EXERCISE GOAL: Look through the data below, tally the lines where "children" occurs, and write the total alone.

(Page records with their text)

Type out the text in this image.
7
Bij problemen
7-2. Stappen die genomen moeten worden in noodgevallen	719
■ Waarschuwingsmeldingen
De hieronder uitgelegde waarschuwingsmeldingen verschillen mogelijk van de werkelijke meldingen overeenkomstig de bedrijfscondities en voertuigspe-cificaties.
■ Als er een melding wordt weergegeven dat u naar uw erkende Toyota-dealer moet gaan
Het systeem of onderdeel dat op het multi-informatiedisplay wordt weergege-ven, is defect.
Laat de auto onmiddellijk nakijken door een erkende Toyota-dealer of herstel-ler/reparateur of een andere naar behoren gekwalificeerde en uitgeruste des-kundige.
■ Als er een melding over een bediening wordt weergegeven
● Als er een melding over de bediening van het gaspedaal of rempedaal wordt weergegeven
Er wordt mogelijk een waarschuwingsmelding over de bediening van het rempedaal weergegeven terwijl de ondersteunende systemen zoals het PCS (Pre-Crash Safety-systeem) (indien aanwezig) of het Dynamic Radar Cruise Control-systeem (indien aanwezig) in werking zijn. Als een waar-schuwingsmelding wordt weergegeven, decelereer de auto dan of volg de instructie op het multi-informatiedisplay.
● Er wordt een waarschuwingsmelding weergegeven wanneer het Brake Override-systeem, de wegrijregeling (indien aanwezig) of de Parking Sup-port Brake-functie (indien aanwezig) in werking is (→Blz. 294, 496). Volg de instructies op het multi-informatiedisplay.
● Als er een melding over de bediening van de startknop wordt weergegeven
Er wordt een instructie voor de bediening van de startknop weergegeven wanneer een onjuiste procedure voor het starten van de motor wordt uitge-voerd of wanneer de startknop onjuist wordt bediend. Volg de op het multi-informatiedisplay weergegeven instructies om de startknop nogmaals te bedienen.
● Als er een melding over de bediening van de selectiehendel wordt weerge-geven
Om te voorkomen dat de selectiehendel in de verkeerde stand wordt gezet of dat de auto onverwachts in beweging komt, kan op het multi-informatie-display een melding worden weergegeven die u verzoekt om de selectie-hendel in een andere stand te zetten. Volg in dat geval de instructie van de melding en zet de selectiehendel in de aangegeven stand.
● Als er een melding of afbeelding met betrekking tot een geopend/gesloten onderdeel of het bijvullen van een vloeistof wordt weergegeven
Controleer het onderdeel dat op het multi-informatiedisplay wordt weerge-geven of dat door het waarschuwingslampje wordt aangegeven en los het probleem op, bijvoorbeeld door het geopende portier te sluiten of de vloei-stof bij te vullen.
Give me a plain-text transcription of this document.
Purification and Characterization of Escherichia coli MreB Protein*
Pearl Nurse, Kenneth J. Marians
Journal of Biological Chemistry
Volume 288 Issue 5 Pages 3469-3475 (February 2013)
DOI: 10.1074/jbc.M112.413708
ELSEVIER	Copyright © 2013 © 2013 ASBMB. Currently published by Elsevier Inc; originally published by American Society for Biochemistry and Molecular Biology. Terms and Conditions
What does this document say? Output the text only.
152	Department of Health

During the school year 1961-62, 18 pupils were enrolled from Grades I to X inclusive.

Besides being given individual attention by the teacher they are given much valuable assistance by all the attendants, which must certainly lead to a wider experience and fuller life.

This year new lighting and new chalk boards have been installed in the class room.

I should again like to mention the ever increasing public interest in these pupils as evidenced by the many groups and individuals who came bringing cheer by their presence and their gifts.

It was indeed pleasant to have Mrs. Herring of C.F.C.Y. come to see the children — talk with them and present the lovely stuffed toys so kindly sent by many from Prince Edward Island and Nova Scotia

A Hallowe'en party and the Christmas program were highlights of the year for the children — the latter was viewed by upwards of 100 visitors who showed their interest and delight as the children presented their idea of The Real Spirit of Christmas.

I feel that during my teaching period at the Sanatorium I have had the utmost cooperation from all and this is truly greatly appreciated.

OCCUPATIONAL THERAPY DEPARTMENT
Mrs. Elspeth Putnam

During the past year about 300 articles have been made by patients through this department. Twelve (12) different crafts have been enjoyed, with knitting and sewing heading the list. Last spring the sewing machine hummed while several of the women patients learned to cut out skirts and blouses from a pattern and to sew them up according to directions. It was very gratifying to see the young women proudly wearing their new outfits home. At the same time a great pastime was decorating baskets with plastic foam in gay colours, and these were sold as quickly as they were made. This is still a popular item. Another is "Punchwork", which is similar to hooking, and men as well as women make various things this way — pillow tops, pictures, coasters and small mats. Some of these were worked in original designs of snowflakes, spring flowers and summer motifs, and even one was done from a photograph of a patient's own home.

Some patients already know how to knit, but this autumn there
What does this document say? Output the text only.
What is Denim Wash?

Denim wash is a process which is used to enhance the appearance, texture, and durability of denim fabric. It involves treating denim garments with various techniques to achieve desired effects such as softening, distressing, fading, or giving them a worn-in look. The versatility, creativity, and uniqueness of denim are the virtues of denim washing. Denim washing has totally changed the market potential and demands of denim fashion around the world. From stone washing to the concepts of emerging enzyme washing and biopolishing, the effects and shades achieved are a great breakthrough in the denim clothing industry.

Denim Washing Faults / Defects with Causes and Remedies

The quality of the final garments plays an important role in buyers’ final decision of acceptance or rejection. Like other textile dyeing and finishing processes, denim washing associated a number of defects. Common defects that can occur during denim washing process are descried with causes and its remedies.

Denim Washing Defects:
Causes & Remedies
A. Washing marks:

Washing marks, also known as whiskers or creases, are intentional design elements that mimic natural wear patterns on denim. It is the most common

COMPLETED EXERCISE: 2